What is asked: Without the pictures, return all of the material exactly as written.

Exercise materials:

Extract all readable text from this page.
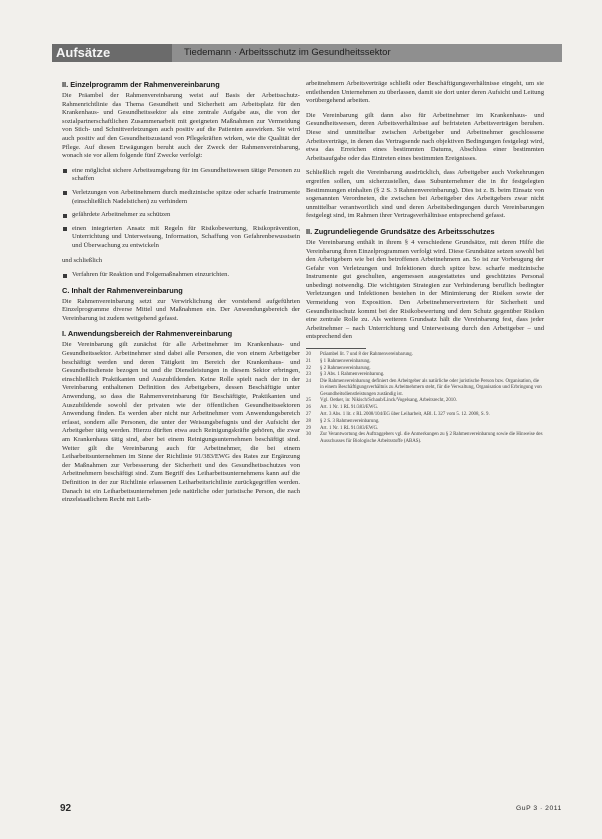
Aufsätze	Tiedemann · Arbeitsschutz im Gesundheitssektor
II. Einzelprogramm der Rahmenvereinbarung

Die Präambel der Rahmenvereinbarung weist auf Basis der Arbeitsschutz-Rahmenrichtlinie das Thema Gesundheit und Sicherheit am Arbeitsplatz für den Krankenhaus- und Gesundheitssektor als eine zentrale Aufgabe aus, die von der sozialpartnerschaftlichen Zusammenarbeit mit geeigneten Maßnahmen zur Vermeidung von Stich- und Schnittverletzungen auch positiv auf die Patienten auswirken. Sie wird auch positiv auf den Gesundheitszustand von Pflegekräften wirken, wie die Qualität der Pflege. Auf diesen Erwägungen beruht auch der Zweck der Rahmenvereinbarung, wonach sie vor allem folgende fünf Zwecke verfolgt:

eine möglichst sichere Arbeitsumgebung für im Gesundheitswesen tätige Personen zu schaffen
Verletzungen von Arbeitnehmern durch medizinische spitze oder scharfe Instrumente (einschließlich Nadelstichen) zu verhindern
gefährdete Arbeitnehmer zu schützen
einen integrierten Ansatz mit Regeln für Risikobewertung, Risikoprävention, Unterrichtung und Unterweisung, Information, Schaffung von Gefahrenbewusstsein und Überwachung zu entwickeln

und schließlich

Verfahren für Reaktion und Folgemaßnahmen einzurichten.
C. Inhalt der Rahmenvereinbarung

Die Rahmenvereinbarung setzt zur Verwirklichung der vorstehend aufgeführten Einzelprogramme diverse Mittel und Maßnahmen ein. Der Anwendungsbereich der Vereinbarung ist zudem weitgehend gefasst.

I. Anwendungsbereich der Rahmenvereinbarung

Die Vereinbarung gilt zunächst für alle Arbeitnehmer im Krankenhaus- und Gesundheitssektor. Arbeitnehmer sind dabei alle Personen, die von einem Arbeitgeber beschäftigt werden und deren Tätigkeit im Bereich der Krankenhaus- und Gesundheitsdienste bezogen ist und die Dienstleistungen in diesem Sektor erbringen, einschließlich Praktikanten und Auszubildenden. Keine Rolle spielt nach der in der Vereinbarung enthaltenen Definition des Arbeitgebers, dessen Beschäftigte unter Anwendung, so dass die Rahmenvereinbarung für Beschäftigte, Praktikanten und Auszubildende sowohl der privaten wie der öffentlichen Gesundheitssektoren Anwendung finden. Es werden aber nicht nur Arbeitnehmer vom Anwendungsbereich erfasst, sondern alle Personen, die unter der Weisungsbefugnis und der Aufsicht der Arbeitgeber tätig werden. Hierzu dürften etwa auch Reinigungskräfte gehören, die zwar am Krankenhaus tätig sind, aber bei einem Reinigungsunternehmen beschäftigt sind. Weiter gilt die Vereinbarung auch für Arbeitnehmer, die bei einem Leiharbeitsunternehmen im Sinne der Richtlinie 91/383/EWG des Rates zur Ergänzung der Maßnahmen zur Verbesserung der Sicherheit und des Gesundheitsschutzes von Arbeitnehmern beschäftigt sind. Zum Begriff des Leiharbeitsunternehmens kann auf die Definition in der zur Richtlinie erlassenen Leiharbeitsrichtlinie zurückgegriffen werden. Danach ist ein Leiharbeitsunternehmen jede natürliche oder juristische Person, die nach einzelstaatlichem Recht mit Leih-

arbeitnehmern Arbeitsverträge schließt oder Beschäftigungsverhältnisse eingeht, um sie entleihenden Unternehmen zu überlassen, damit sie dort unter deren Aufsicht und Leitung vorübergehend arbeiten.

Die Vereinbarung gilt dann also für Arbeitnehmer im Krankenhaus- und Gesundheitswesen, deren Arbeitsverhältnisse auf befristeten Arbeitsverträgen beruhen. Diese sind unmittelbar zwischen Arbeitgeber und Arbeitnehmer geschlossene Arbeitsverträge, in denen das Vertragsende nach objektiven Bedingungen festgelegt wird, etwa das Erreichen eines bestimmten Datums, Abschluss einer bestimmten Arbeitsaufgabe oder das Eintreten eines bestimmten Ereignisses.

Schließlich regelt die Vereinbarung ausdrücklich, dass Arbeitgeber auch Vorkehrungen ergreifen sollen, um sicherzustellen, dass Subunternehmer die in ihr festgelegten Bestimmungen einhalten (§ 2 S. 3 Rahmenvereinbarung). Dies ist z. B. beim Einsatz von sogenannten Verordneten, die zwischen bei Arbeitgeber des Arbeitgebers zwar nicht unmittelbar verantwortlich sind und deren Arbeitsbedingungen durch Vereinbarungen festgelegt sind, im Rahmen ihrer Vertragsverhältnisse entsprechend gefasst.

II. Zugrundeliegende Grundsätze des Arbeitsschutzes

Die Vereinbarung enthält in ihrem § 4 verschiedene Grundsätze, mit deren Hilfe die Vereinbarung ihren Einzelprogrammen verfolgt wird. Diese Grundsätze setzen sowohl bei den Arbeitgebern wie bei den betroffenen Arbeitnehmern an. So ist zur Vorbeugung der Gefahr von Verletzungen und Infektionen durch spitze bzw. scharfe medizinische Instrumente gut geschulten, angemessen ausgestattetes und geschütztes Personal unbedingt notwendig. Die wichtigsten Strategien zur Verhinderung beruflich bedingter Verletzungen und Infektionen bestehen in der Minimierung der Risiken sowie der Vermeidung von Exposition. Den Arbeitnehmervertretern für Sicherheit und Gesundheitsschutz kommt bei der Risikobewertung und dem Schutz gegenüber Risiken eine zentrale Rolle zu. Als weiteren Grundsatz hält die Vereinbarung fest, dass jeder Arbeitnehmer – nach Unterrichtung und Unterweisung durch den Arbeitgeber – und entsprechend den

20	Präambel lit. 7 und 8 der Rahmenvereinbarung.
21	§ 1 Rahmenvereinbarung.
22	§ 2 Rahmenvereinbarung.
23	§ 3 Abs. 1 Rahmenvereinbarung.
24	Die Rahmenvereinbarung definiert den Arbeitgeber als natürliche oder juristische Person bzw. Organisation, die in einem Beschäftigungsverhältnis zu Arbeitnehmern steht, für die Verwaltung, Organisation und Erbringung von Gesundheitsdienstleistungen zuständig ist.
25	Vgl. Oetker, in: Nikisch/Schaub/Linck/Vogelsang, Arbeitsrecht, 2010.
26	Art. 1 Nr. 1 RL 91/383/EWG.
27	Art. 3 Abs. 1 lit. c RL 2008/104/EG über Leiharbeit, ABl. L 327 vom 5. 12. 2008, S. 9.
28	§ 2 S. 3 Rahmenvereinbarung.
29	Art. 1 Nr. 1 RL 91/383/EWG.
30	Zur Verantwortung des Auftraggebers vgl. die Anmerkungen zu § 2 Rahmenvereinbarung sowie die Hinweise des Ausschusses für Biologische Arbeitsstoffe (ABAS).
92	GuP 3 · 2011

Exercise output:
Extract all readable text from this page.
Aufsätze	Tiedemann · Arbeitsschutz im Gesundheitssektor
II. Einzelprogramm der Rahmenvereinbarung

Die Präambel der Rahmenvereinbarung weist auf Basis der Arbeitsschutz-Rahmenrichtlinie das Thema Gesundheit und Sicherheit am Arbeitsplatz für den Krankenhaus- und Gesundheitssektor als eine zentrale Aufgabe aus, die von der sozialpartnerschaftlichen Zusammenarbeit mit geeigneten Maßnahmen zur Vermeidung von Stich- und Schnittverletzungen auch positiv auf die Patienten auswirken. Sie wird auch positiv auf den Gesundheitszustand von Pflegekräften wirken, wie die Qualität der Pflege. Auf diesen Erwägungen beruht auch der Zweck der Rahmenvereinbarung, wonach sie vor allem folgende fünf Zwecke verfolgt:

eine möglichst sichere Arbeitsumgebung für im Gesundheitswesen tätige Personen zu schaffen
Verletzungen von Arbeitnehmern durch medizinische spitze oder scharfe Instrumente (einschließlich Nadelstichen) zu verhindern
gefährdete Arbeitnehmer zu schützen
einen integrierten Ansatz mit Regeln für Risikobewertung, Risikoprävention, Unterrichtung und Unterweisung, Information, Schaffung von Gefahrenbewusstsein und Überwachung zu entwickeln

und schließlich

Verfahren für Reaktion und Folgemaßnahmen einzurichten.
C. Inhalt der Rahmenvereinbarung

Die Rahmenvereinbarung setzt zur Verwirklichung der vorstehend aufgeführten Einzelprogramme diverse Mittel und Maßnahmen ein. Der Anwendungsbereich der Vereinbarung ist zudem weitgehend gefasst.

I. Anwendungsbereich der Rahmenvereinbarung

Die Vereinbarung gilt zunächst für alle Arbeitnehmer im Krankenhaus- und Gesundheitssektor. Arbeitnehmer sind dabei alle Personen, die von einem Arbeitgeber beschäftigt werden und deren Tätigkeit im Bereich der Krankenhaus- und Gesundheitsdienste bezogen ist und die Dienstleistungen in diesem Sektor erbringen, einschließlich Praktikanten und Auszubildenden. Keine Rolle spielt nach der in der Vereinbarung enthaltenen Definition des Arbeitgebers, dessen Beschäftigte unter Anwendung, so dass die Rahmenvereinbarung für Beschäftigte, Praktikanten und Auszubildende sowohl der privaten wie der öffentlichen Gesundheitssektoren Anwendung finden. Es werden aber nicht nur Arbeitnehmer vom Anwendungsbereich erfasst, sondern alle Personen, die unter der Weisungsbefugnis und der Aufsicht der Arbeitgeber tätig werden. Hierzu dürften etwa auch Reinigungskräfte gehören, die zwar am Krankenhaus tätig sind, aber bei einem Reinigungsunternehmen beschäftigt sind. Weiter gilt die Vereinbarung auch für Arbeitnehmer, die bei einem Leiharbeitsunternehmen im Sinne der Richtlinie 91/383/EWG des Rates zur Ergänzung der Maßnahmen zur Verbesserung der Sicherheit und des Gesundheitsschutzes von Arbeitnehmern beschäftigt sind. Zum Begriff des Leiharbeitsunternehmens kann auf die Definition in der zur Richtlinie erlassenen Leiharbeitsrichtlinie zurückgegriffen werden. Danach ist ein Leiharbeitsunternehmen jede natürliche oder juristische Person, die nach einzelstaatlichem Recht mit Leih-

arbeitnehmern Arbeitsverträge schließt oder Beschäftigungsverhältnisse eingeht, um sie entleihenden Unternehmen zu überlassen, damit sie dort unter deren Aufsicht und Leitung vorübergehend arbeiten.

Die Vereinbarung gilt dann also für Arbeitnehmer im Krankenhaus- und Gesundheitswesen, deren Arbeitsverhältnisse auf befristeten Arbeitsverträgen beruhen. Diese sind unmittelbar zwischen Arbeitgeber und Arbeitnehmer geschlossene Arbeitsverträge, in denen das Vertragsende nach objektiven Bedingungen festgelegt wird, etwa das Erreichen eines bestimmten Datums, Abschluss einer bestimmten Arbeitsaufgabe oder das Eintreten eines bestimmten Ereignisses.

Schließlich regelt die Vereinbarung ausdrücklich, dass Arbeitgeber auch Vorkehrungen ergreifen sollen, um sicherzustellen, dass Subunternehmer die in ihr festgelegten Bestimmungen einhalten (§ 2 S. 3 Rahmenvereinbarung). Dies ist z. B. beim Einsatz von sogenannten Verordneten, die zwischen bei Arbeitgeber des Arbeitgebers zwar nicht unmittelbar verantwortlich sind und deren Arbeitsbedingungen durch Vereinbarungen festgelegt sind, im Rahmen ihrer Vertragsverhältnisse entsprechend gefasst.

II. Zugrundeliegende Grundsätze des Arbeitsschutzes

Die Vereinbarung enthält in ihrem § 4 verschiedene Grundsätze, mit deren Hilfe die Vereinbarung ihren Einzelprogrammen verfolgt wird. Diese Grundsätze setzen sowohl bei den Arbeitgebern wie bei den betroffenen Arbeitnehmern an. So ist zur Vorbeugung der Gefahr von Verletzungen und Infektionen durch spitze bzw. scharfe medizinische Instrumente gut geschulten, angemessen ausgestattetes und geschütztes Personal unbedingt notwendig. Die wichtigsten Strategien zur Verhinderung beruflich bedingter Verletzungen und Infektionen bestehen in der Minimierung der Risiken sowie der Vermeidung von Exposition. Den Arbeitnehmervertretern für Sicherheit und Gesundheitsschutz kommt bei der Risikobewertung und dem Schutz gegenüber Risiken eine zentrale Rolle zu. Als weiteren Grundsatz hält die Vereinbarung fest, dass jeder Arbeitnehmer – nach Unterrichtung und Unterweisung durch den Arbeitgeber – und entsprechend den

20	Präambel lit. 7 und 8 der Rahmenvereinbarung.
21	§ 1 Rahmenvereinbarung.
22	§ 2 Rahmenvereinbarung.
23	§ 3 Abs. 1 Rahmenvereinbarung.
24	Die Rahmenvereinbarung definiert den Arbeitgeber als natürliche oder juristische Person bzw. Organisation, die in einem Beschäftigungsverhältnis zu Arbeitnehmern steht, für die Verwaltung, Organisation und Erbringung von Gesundheitsdienstleistungen zuständig ist.
25	Vgl. Oetker, in: Nikisch/Schaub/Linck/Vogelsang, Arbeitsrecht, 2010.
26	Art. 1 Nr. 1 RL 91/383/EWG.
27	Art. 3 Abs. 1 lit. c RL 2008/104/EG über Leiharbeit, ABl. L 327 vom 5. 12. 2008, S. 9.
28	§ 2 S. 3 Rahmenvereinbarung.
29	Art. 1 Nr. 1 RL 91/383/EWG.
30	Zur Verantwortung des Auftraggebers vgl. die Anmerkungen zu § 2 Rahmenvereinbarung sowie die Hinweise des Ausschusses für Biologische Arbeitsstoffe (ABAS).
92	GuP 3 · 2011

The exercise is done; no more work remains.